Give every entry again, word for word and in full.

Dataset records:
-- -- --

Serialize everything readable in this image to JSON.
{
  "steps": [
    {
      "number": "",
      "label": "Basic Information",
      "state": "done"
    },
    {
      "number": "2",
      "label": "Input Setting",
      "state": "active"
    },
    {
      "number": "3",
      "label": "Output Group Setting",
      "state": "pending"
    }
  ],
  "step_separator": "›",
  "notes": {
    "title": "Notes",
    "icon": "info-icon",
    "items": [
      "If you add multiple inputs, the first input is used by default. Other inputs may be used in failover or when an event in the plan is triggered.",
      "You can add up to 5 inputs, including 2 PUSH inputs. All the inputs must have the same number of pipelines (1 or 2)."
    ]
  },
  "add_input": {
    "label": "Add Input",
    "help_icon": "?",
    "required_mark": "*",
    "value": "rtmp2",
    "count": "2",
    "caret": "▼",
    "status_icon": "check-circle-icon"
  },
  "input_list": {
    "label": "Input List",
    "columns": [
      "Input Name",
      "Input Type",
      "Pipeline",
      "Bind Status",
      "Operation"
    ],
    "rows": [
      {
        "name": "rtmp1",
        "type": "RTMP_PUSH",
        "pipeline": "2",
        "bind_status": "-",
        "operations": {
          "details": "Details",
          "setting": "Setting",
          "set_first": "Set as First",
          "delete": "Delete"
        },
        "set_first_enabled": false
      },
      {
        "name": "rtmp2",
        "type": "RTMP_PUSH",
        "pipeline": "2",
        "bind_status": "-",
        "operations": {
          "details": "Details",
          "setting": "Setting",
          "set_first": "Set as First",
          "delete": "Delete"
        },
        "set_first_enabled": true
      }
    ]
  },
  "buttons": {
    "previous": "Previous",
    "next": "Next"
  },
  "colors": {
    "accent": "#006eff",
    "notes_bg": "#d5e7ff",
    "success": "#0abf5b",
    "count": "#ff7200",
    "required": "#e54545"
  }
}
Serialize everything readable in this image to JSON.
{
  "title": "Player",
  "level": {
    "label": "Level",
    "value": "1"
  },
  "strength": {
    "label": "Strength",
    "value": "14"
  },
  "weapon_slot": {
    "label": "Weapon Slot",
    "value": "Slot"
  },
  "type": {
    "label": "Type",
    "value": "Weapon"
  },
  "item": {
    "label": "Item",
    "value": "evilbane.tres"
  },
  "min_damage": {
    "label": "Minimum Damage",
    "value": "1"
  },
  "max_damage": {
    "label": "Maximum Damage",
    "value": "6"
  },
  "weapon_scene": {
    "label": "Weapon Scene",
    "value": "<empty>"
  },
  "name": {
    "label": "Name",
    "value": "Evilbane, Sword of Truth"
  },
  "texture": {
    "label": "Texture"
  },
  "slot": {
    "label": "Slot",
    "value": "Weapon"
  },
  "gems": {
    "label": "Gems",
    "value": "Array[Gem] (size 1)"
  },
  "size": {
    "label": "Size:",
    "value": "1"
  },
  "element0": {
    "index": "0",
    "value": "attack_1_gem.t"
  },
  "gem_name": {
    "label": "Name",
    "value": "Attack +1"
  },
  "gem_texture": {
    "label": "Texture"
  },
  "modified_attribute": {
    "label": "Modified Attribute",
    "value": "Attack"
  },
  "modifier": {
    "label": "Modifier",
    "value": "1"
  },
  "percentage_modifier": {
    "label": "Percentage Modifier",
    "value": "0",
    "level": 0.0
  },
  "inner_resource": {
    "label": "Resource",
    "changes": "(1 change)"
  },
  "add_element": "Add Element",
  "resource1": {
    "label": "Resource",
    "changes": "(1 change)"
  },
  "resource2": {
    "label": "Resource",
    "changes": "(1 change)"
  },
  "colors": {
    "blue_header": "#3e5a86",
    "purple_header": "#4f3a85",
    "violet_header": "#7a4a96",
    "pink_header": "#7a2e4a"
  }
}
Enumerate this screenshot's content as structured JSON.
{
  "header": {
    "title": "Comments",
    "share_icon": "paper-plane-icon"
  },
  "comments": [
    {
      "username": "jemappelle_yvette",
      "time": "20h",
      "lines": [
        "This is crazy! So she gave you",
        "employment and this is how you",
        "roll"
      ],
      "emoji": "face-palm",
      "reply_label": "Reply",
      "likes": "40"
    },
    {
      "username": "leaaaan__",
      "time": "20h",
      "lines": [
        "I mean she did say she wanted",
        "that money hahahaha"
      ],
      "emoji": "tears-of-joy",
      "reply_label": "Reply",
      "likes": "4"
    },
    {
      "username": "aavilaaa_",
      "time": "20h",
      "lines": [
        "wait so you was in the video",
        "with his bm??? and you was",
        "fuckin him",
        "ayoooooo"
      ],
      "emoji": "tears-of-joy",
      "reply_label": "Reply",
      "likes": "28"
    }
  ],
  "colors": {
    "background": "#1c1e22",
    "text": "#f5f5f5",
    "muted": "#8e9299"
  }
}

-- -- --

Written solution ▸
Serialize everything readable in this image to JSON.
{
  "steps": [
    {
      "number": "",
      "label": "Basic Information",
      "state": "done"
    },
    {
      "number": "2",
      "label": "Input Setting",
      "state": "active"
    },
    {
      "number": "3",
      "label": "Output Group Setting",
      "state": "pending"
    }
  ],
  "step_separator": "›",
  "notes": {
    "title": "Notes",
    "icon": "info-icon",
    "items": [
      "If you add multiple inputs, the first input is used by default. Other inputs may be used in failover or when an event in the plan is triggered.",
      "You can add up to 5 inputs, including 2 PUSH inputs. All the inputs must have the same number of pipelines (1 or 2)."
    ]
  },
  "add_input": {
    "label": "Add Input",
    "help_icon": "?",
    "required_mark": "*",
    "value": "rtmp2",
    "count": "2",
    "caret": "▼",
    "status_icon": "check-circle-icon"
  },
  "input_list": {
    "label": "Input List",
    "columns": [
      "Input Name",
      "Input Type",
      "Pipeline",
      "Bind Status",
      "Operation"
    ],
    "rows": [
      {
        "name": "rtmp1",
        "type": "RTMP_PUSH",
        "pipeline": "2",
        "bind_status": "-",
        "operations": {
          "details": "Details",
          "setting": "Setting",
          "set_first": "Set as First",
          "delete": "Delete"
        },
        "set_first_enabled": false
      },
      {
        "name": "rtmp2",
        "type": "RTMP_PUSH",
        "pipeline": "2",
        "bind_status": "-",
        "operations": {
          "details": "Details",
          "setting": "Setting",
          "set_first": "Set as First",
          "delete": "Delete"
        },
        "set_first_enabled": true
      }
    ]
  },
  "buttons": {
    "previous": "Previous",
    "next": "Next"
  },
  "colors": {
    "accent": "#006eff",
    "notes_bg": "#d5e7ff",
    "success": "#0abf5b",
    "count": "#ff7200",
    "required": "#e54545"
  }
}
Serialize everything readable in this image to JSON.
{
  "title": "Player",
  "level": {
    "label": "Level",
    "value": "1"
  },
  "strength": {
    "label": "Strength",
    "value": "14"
  },
  "weapon_slot": {
    "label": "Weapon Slot",
    "value": "Slot"
  },
  "type": {
    "label": "Type",
    "value": "Weapon"
  },
  "item": {
    "label": "Item",
    "value": "evilbane.tres"
  },
  "min_damage": {
    "label": "Minimum Damage",
    "value": "1"
  },
  "max_damage": {
    "label": "Maximum Damage",
    "value": "6"
  },
  "weapon_scene": {
    "label": "Weapon Scene",
    "value": "<empty>"
  },
  "name": {
    "label": "Name",
    "value": "Evilbane, Sword of Truth"
  },
  "texture": {
    "label": "Texture"
  },
  "slot": {
    "label": "Slot",
    "value": "Weapon"
  },
  "gems": {
    "label": "Gems",
    "value": "Array[Gem] (size 1)"
  },
  "size": {
    "label": "Size:",
    "value": "1"
  },
  "element0": {
    "index": "0",
    "value": "attack_1_gem.t"
  },
  "gem_name": {
    "label": "Name",
    "value": "Attack +1"
  },
  "gem_texture": {
    "label": "Texture"
  },
  "modified_attribute": {
    "label": "Modified Attribute",
    "value": "Attack"
  },
  "modifier": {
    "label": "Modifier",
    "value": "1"
  },
  "percentage_modifier": {
    "label": "Percentage Modifier",
    "value": "0",
    "level": 0.0
  },
  "inner_resource": {
    "label": "Resource",
    "changes": "(1 change)"
  },
  "add_element": "Add Element",
  "resource1": {
    "label": "Resource",
    "changes": "(1 change)"
  },
  "resource2": {
    "label": "Resource",
    "changes": "(1 change)"
  },
  "colors": {
    "blue_header": "#3e5a86",
    "purple_header": "#4f3a85",
    "violet_header": "#7a4a96",
    "pink_header": "#7a2e4a"
  }
}
Enumerate this screenshot's content as structured JSON.
{
  "header": {
    "title": "Comments",
    "share_icon": "paper-plane-icon"
  },
  "comments": [
    {
      "username": "jemappelle_yvette",
      "time": "20h",
      "lines": [
        "This is crazy! So she gave you",
        "employment and this is how you",
        "roll"
      ],
      "emoji": "face-palm",
      "reply_label": "Reply",
      "likes": "40"
    },
    {
      "username": "leaaaan__",
      "time": "20h",
      "lines": [
        "I mean she did say she wanted",
        "that money hahahaha"
      ],
      "emoji": "tears-of-joy",
      "reply_label": "Reply",
      "likes": "4"
    },
    {
      "username": "aavilaaa_",
      "time": "20h",
      "lines": [
        "wait so you was in the video",
        "with his bm??? and you was",
        "fuckin him",
        "ayoooooo"
      ],
      "emoji": "tears-of-joy",
      "reply_label": "Reply",
      "likes": "28"
    }
  ],
  "colors": {
    "background": "#1c1e22",
    "text": "#f5f5f5",
    "muted": "#8e9299"
  }
}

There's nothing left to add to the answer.